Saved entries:
- - -

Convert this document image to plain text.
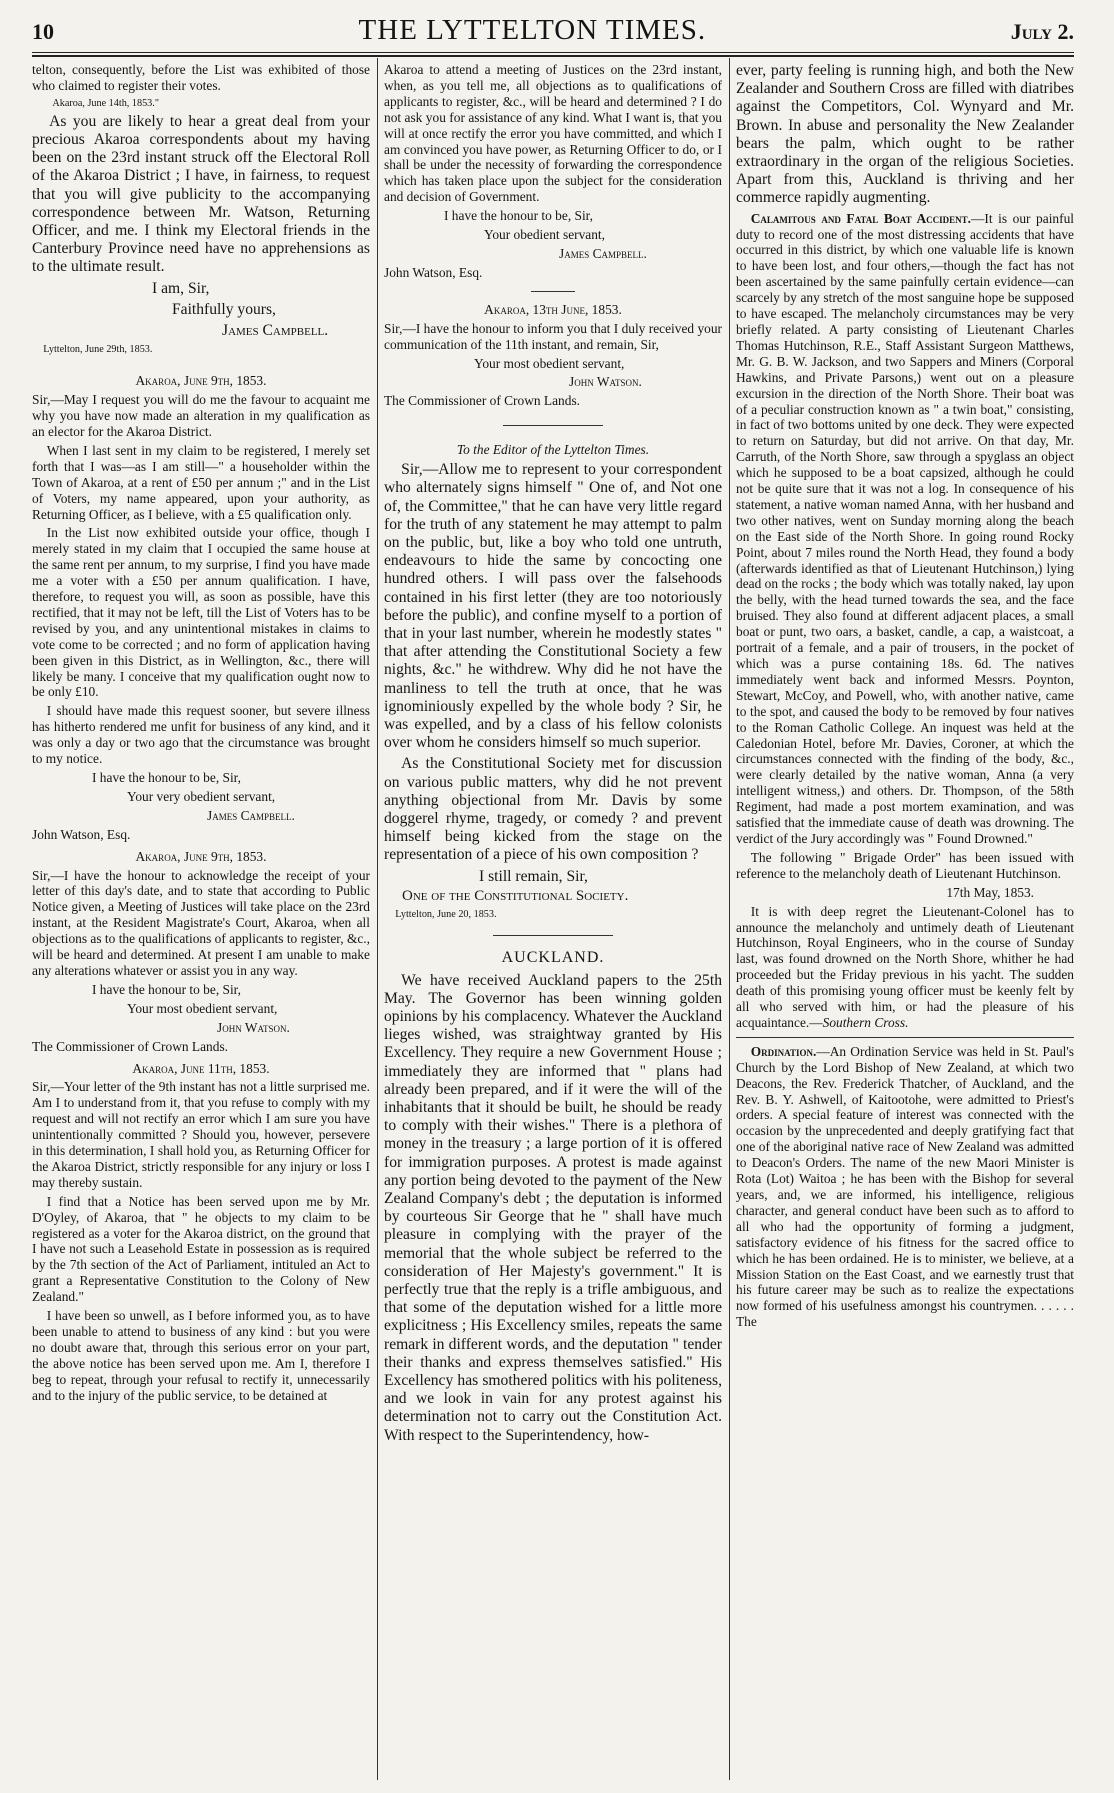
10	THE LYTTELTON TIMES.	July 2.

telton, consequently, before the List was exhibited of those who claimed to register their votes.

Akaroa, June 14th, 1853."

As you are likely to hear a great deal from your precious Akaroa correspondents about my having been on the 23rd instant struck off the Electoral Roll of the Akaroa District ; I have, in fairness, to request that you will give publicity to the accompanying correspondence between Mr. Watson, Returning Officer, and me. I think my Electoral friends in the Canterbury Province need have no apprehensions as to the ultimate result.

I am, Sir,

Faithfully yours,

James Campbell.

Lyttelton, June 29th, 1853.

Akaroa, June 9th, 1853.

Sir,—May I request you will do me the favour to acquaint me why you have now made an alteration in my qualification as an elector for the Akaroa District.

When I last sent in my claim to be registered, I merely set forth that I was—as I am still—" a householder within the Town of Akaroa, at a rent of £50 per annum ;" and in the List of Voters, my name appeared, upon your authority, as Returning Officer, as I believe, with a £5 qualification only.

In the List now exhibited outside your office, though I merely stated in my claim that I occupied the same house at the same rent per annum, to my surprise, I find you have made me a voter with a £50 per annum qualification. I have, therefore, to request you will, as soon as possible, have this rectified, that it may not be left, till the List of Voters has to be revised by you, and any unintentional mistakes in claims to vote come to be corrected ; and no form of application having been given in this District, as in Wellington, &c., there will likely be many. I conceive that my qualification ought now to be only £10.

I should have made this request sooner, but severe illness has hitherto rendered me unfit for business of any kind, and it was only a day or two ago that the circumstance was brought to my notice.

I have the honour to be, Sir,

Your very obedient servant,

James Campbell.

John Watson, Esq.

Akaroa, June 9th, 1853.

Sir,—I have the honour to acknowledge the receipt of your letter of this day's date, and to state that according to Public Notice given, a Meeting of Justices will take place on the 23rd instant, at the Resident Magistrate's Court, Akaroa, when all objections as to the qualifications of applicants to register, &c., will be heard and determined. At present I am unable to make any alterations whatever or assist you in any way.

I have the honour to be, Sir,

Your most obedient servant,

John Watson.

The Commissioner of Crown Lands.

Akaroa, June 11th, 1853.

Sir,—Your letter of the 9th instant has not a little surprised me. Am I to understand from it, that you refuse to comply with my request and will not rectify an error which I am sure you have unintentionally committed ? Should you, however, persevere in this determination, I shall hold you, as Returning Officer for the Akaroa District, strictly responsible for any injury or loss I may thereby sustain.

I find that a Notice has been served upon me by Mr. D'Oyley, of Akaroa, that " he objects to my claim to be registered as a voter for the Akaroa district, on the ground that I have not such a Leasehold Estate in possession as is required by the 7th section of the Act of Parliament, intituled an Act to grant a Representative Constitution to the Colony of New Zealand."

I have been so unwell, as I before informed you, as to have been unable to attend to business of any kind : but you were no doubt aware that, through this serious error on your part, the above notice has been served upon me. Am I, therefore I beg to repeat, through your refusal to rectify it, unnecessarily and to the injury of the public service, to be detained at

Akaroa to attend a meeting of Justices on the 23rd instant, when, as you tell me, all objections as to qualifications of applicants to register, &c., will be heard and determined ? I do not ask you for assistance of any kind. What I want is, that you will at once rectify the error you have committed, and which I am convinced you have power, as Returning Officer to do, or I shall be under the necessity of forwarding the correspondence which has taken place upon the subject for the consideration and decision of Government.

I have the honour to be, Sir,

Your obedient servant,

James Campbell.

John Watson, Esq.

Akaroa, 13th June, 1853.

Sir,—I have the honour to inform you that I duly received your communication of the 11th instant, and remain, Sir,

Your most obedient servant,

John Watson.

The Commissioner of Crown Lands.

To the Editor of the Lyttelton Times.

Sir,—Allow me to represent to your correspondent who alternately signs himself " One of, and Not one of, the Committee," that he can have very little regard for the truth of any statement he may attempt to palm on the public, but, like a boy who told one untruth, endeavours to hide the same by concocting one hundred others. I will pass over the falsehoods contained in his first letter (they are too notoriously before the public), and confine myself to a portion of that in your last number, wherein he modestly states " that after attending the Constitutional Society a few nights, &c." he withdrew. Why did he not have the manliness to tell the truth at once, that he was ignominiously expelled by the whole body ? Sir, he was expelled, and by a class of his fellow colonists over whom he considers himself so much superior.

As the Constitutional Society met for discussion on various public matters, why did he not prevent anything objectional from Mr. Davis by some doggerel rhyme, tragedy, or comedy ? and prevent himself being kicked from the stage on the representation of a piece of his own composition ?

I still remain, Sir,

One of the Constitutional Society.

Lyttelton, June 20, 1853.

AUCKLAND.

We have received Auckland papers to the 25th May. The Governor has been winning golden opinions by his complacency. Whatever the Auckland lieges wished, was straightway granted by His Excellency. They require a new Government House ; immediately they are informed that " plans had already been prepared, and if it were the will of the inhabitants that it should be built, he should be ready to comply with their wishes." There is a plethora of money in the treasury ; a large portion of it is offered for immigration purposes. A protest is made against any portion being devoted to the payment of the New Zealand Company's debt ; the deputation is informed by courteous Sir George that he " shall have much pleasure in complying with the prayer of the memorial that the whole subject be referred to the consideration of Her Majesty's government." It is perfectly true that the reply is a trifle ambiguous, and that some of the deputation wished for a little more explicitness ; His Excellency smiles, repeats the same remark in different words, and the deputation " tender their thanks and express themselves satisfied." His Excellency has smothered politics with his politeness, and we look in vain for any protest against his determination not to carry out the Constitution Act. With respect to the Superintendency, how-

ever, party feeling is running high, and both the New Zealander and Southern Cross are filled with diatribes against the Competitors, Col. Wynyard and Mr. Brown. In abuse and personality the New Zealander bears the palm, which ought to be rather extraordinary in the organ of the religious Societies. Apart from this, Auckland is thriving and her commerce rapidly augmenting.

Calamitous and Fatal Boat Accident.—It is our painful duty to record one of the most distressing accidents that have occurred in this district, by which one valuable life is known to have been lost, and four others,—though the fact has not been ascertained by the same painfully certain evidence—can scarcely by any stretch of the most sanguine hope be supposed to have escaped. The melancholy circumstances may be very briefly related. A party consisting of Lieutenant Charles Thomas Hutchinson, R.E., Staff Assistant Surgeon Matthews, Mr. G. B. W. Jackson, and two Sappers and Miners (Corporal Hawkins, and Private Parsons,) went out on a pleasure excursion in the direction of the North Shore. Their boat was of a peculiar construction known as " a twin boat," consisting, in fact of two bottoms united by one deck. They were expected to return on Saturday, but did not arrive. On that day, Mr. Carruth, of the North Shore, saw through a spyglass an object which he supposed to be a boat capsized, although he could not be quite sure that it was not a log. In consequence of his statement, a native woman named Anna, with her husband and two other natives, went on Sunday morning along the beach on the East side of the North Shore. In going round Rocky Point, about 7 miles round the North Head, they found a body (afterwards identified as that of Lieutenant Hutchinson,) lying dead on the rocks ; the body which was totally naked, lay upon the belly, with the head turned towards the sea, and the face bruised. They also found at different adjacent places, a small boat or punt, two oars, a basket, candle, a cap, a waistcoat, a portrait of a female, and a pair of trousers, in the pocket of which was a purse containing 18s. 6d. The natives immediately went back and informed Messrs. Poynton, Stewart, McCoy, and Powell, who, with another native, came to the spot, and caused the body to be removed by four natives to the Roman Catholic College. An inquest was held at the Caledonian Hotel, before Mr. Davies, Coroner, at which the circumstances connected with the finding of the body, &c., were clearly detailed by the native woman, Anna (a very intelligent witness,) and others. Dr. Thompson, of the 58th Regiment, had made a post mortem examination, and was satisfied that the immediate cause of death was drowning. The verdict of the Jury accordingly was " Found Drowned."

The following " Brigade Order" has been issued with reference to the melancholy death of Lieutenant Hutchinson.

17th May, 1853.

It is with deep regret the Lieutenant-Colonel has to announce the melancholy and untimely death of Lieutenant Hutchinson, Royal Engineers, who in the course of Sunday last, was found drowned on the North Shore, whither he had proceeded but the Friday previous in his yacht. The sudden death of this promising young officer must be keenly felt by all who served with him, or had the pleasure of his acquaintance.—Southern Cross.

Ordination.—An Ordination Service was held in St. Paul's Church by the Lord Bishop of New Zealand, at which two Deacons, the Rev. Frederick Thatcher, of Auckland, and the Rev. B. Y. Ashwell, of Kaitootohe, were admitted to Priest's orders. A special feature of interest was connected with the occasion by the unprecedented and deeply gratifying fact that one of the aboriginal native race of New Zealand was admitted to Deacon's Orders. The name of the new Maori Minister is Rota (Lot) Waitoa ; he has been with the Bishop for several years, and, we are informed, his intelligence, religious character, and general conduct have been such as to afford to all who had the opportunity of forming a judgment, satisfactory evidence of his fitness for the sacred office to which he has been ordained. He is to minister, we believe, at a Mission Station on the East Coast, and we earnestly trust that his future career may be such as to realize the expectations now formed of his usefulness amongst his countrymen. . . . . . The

- - -

Tell how many lines in the material contain the word "remain". Only the number is wanted.

Task result
2